Data items ->
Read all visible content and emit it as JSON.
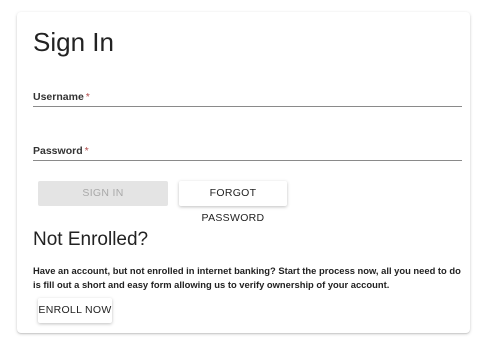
{
  "signin": {
    "title": "Sign In",
    "username_label": "Username",
    "password_label": "Password",
    "required_mark": "*",
    "signin_button": "SIGN IN",
    "forgot_button": "FORGOT PASSWORD"
  },
  "enroll": {
    "title": "Not Enrolled?",
    "description": "Have an account, but not enrolled in internet banking? Start the process now, all you need to do is fill out a short and easy form allowing us to verify ownership of your account.",
    "enroll_button": "ENROLL NOW"
  }
}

Directions ->
Pictures don't belong in the copy. Restate all the entries exactly.

Task result ->
Read all visible content and emit it as JSON.
{
  "signin": {
    "title": "Sign In",
    "username_label": "Username",
    "password_label": "Password",
    "required_mark": "*",
    "signin_button": "SIGN IN",
    "forgot_button": "FORGOT PASSWORD"
  },
  "enroll": {
    "title": "Not Enrolled?",
    "description": "Have an account, but not enrolled in internet banking? Start the process now, all you need to do is fill out a short and easy form allowing us to verify ownership of your account.",
    "enroll_button": "ENROLL NOW"
  }
}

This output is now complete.